* [Given text]:
-- begin --

# Data Analysis with Python
## Starting With Data
Questions
* How can I import data in Python?
* What is Pandas?
* Why should I use Pandas to work with data?

Objectives
* Load the Python Data Analysis Library (Pandas).
* Use `read_csv` to read tabular data into Python.
* Describe what a DataFrame and a Series are in Python.
* Access and summarize data stored in a DataFrame.
* Perform basic mathematical operations and summary statistics on data
  in a Pandas DataFrame.

## Working With Pandas DataFrames

### Pandas in Python
One of the best options for working with tabular data in Python is to use the Python Data Analysis Library (a.k.a. Pandas). The Pandas library provides data structures, produces high quality plots with matplotlib and integrates nicely with other libraries that use NumPy (which is another Python library) arrays.

In [None]:
# Import the "pandas" library
import pandas as pd

## Reading CSV Data Using Pandas
### So What’s a DataFrame?

In [None]:
# Note that pd.read_csv is used because we imported pandas as pd
pd.read_csv('../data/surveys.csv')

In [None]:
# Display the first rows of the DataFrame
surveys_df.head()

In [None]:
# What format does it return the shape of the DataFrame in?
surveys_df.shape

In [None]:
# Accessing the list of column names
surveys_df.columns

In [None]:
# A column is an object of type Series
surveys_df['weight'].describe()

In [None]:
# Compute descriptive statistics per column
print("Count:    ", surveys_df['weight'].count())
print("Mean:     ", surveys_df['weight'].mean())
print("Std Dev.: ", surveys_df['weight'].std())
print("Min:      ", surveys_df['weight'].min())
print("Median:   ", surveys_df['weight'].median())
print("Max:      ", surveys_df['weight'].max())

-- end --

* [Supplied data]:
-- begin --

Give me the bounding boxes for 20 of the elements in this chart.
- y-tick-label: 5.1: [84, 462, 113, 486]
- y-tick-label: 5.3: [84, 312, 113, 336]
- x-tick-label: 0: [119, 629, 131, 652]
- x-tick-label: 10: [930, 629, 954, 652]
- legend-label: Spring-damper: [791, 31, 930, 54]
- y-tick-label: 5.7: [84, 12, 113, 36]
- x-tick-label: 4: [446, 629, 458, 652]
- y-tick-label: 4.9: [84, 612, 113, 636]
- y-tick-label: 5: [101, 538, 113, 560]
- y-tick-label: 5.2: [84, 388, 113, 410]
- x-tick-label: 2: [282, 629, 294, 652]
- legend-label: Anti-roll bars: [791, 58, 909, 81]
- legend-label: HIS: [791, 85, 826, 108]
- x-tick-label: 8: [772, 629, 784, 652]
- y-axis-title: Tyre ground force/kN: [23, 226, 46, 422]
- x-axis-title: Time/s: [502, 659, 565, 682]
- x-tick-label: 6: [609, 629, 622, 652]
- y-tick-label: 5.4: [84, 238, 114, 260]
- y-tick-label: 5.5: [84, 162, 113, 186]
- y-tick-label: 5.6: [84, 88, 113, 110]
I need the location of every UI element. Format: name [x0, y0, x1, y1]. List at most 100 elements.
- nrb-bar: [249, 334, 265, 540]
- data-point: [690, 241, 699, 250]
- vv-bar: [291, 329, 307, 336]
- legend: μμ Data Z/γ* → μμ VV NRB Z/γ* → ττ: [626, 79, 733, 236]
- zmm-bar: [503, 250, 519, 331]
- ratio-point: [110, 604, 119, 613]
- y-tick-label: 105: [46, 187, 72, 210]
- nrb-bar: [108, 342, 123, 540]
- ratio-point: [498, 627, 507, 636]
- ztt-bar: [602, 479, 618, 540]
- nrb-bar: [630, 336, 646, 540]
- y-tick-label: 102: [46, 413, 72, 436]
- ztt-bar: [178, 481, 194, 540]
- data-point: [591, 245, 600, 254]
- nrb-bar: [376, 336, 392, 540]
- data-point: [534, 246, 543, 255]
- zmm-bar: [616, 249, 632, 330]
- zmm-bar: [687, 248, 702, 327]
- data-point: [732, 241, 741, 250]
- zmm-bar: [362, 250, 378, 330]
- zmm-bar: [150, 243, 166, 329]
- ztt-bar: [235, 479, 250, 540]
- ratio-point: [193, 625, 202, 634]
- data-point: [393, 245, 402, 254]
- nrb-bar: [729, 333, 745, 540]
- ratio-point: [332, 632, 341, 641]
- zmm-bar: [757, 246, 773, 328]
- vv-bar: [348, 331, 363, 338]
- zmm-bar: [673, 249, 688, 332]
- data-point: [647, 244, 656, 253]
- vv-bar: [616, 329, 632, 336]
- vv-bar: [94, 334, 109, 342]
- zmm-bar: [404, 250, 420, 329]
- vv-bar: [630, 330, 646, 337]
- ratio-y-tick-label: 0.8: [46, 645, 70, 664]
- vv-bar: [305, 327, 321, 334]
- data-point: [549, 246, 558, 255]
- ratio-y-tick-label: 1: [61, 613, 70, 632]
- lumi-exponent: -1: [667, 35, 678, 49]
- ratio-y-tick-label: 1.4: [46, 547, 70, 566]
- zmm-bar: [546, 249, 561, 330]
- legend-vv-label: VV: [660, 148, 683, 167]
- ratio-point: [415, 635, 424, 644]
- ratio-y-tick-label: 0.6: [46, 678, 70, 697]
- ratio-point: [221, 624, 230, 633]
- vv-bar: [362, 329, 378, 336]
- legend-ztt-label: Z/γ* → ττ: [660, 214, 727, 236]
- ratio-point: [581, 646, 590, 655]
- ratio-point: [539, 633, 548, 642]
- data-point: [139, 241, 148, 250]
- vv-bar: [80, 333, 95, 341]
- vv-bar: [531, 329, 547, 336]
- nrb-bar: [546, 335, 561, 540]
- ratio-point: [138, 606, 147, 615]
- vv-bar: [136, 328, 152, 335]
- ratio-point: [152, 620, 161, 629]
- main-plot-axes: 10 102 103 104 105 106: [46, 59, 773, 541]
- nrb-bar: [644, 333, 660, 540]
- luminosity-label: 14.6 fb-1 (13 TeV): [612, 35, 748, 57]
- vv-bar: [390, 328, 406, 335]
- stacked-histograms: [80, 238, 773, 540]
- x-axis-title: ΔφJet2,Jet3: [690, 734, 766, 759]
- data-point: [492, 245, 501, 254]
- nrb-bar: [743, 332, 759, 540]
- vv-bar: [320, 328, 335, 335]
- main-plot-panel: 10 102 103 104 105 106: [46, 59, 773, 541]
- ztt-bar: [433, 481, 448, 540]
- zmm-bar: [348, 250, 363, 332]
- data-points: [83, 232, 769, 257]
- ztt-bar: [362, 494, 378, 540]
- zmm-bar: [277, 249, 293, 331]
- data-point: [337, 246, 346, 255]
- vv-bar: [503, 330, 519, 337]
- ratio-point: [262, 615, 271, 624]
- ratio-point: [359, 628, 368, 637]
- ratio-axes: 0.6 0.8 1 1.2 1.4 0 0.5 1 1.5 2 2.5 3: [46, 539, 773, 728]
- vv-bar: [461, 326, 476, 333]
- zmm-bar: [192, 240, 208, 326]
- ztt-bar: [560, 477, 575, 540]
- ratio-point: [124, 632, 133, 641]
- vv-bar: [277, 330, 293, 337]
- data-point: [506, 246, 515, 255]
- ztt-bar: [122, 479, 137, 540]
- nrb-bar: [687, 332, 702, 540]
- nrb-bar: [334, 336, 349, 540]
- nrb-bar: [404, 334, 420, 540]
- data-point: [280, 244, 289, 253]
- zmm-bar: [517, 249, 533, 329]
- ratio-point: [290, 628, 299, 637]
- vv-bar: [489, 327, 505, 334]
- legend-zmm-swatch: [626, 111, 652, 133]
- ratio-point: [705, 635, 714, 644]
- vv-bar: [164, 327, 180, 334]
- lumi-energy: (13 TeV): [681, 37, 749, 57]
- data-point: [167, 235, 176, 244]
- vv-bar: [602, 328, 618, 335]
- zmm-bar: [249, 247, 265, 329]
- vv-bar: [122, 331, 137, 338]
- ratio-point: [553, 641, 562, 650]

-- end --

* [Required task A]:
Answer these questions about the Pandas lesson:
(i) Under what short name is the pandas library imported?
(ii) What file path is passed to `read_csv`?
(iii) Which column is used to compute the count, mean, standard deviation, minimum, median and maximum?
* [Required task B]:
Reproduce the stretch of the listing from its start through the line that contains "- y-tick-label: 5.7: [84, 12, 113, 36]", both included, with each line unchanged and nothing else added.
The listing and the Pandas lesson come from separate sources.

* [Output A]:
(i) pd
(ii) '../data/surveys.csv'
(iii) 'weight'

* [Output B]:
Give me the bounding boxes for 20 of the elements in this chart.
- y-tick-label: 5.1: [84, 462, 113, 486]
- y-tick-label: 5.3: [84, 312, 113, 336]
- x-tick-label: 0: [119, 629, 131, 652]
- x-tick-label: 10: [930, 629, 954, 652]
- legend-label: Spring-damper: [791, 31, 930, 54]
- y-tick-label: 5.7: [84, 12, 113, 36]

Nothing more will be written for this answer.